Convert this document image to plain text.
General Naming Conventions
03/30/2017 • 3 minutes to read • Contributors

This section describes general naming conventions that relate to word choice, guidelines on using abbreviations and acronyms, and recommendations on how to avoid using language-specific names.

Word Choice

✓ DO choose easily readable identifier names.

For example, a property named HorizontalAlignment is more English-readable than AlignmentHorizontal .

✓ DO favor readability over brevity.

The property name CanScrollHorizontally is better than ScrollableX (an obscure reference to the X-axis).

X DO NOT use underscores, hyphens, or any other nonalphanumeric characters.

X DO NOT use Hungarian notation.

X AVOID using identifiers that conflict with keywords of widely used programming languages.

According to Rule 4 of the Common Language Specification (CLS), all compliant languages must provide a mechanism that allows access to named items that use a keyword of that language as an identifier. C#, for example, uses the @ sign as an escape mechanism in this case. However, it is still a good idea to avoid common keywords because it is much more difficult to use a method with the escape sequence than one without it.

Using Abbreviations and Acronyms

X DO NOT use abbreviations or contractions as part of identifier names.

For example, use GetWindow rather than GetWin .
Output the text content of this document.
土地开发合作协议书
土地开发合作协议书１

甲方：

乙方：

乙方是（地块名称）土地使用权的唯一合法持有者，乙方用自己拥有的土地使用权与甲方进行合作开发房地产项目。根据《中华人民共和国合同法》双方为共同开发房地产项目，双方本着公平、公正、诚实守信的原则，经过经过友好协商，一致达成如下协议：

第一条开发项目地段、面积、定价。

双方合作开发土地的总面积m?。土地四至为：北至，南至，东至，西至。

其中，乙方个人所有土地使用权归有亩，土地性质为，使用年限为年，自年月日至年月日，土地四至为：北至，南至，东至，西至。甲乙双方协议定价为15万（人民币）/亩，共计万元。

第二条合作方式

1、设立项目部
============================================================
**OBJECTIVE:**
Only the lines from the one that contains "Output the text content of this document." to the end of the data should be output, exactly as they appear.

**RESULT:**
Output the text content of this document.
土地开发合作协议书
土地开发合作协议书１

甲方：

乙方：

乙方是（地块名称）土地使用权的唯一合法持有者，乙方用自己拥有的土地使用权与甲方进行合作开发房地产项目。根据《中华人民共和国合同法》双方为共同开发房地产项目，双方本着公平、公正、诚实守信的原则，经过经过友好协商，一致达成如下协议：

第一条开发项目地段、面积、定价。

双方合作开发土地的总面积m?。土地四至为：北至，南至，东至，西至。

其中，乙方个人所有土地使用权归有亩，土地性质为，使用年限为年，自年月日至年月日，土地四至为：北至，南至，东至，西至。甲乙双方协议定价为15万（人民币）/亩，共计万元。

第二条合作方式

1、设立项目部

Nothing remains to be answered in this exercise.